From the entries below, copy every line that holds the word "льготным".

» **Stored records**:
BEGIN
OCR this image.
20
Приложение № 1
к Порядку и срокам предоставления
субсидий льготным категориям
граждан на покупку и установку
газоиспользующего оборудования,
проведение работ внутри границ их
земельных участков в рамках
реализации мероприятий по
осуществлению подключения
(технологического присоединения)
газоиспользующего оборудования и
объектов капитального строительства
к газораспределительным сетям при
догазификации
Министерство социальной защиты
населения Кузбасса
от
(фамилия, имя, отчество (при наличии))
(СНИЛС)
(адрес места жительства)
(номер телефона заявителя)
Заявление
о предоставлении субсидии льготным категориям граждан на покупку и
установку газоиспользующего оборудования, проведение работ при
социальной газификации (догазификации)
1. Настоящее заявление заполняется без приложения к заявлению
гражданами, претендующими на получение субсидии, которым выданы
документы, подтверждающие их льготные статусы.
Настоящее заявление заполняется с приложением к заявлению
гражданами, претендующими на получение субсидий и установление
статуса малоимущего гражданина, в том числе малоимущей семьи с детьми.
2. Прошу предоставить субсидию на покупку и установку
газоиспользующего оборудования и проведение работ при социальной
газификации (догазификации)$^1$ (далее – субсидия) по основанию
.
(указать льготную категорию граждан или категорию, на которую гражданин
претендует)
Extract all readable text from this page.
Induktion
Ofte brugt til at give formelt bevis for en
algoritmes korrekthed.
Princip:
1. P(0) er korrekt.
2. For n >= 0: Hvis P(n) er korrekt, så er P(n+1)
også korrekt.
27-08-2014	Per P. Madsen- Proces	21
END
BEGIN
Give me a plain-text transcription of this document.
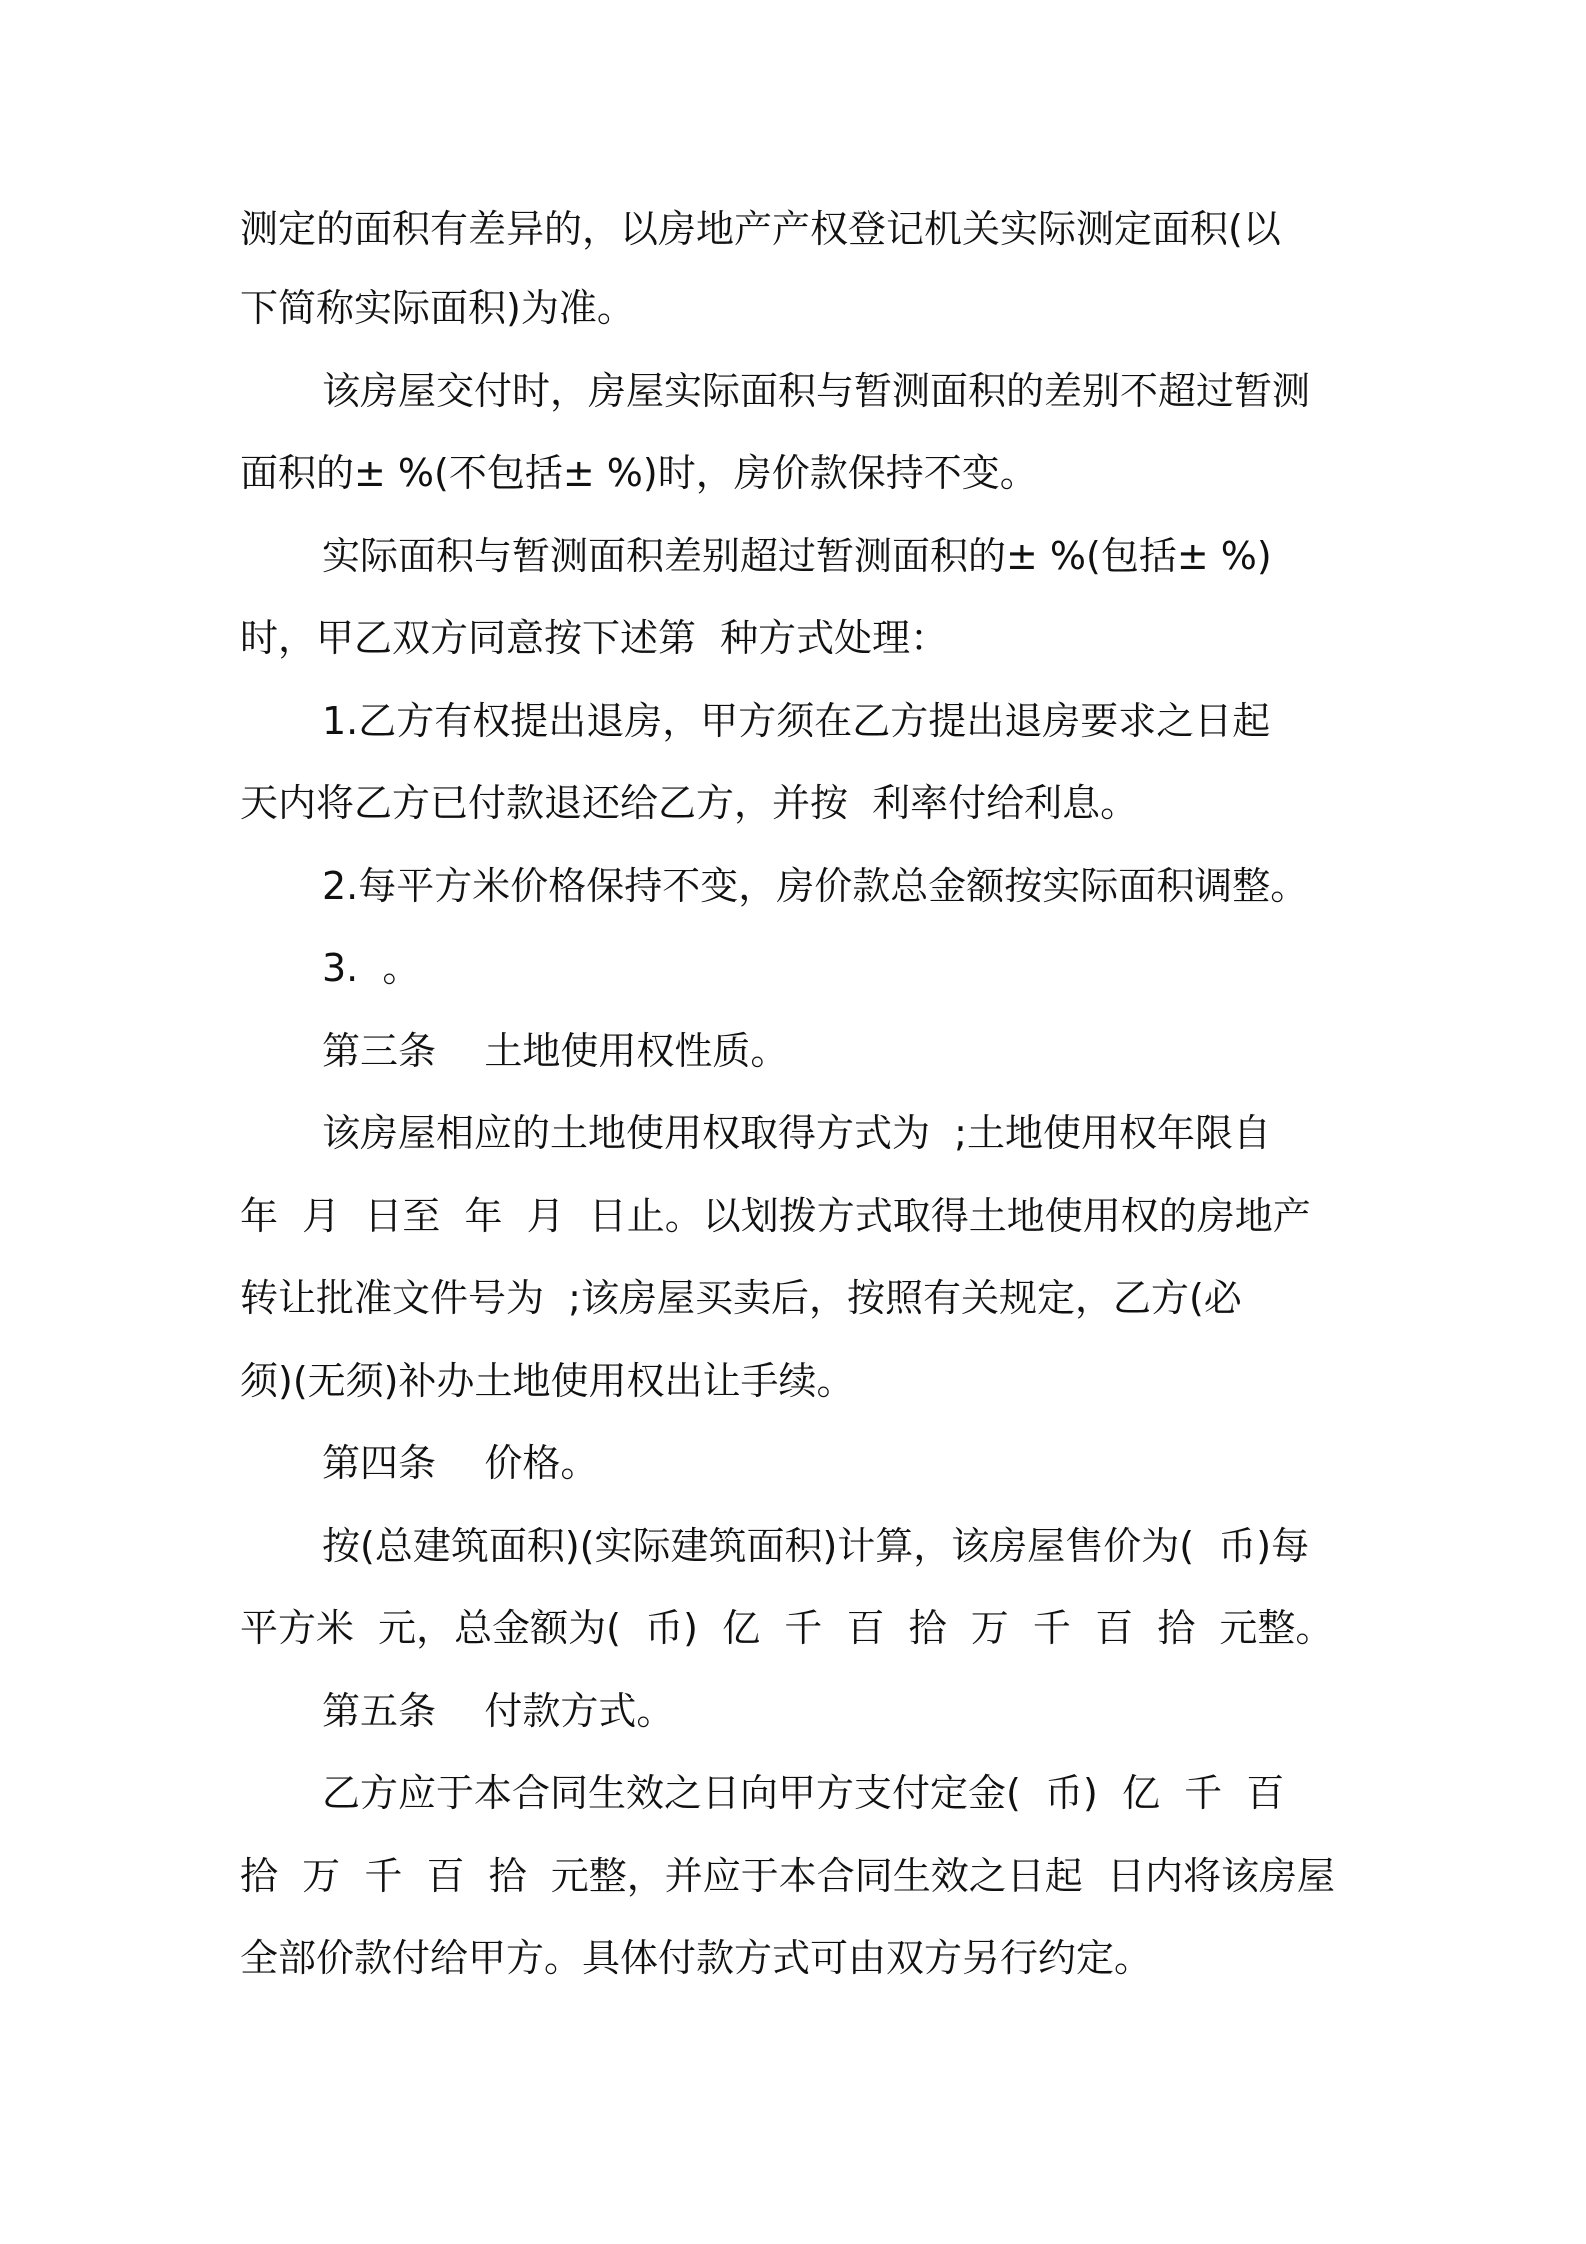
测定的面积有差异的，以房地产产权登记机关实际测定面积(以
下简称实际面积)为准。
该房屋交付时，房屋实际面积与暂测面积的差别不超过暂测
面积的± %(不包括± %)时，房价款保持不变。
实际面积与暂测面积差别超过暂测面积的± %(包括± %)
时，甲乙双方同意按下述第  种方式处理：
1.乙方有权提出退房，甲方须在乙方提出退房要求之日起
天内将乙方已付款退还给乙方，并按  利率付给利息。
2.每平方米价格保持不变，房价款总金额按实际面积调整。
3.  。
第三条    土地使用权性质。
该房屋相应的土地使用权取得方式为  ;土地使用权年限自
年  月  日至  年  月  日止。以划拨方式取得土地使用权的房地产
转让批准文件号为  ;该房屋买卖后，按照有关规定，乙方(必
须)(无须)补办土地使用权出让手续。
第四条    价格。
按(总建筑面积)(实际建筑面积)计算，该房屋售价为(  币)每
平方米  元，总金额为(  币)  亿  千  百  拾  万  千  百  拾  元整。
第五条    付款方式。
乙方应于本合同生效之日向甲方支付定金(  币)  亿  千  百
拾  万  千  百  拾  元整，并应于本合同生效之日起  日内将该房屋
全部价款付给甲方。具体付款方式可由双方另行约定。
END
» **Worked solution**:
субсидий льготным категориям
о предоставлении субсидии льготным категориям граждан на покупку и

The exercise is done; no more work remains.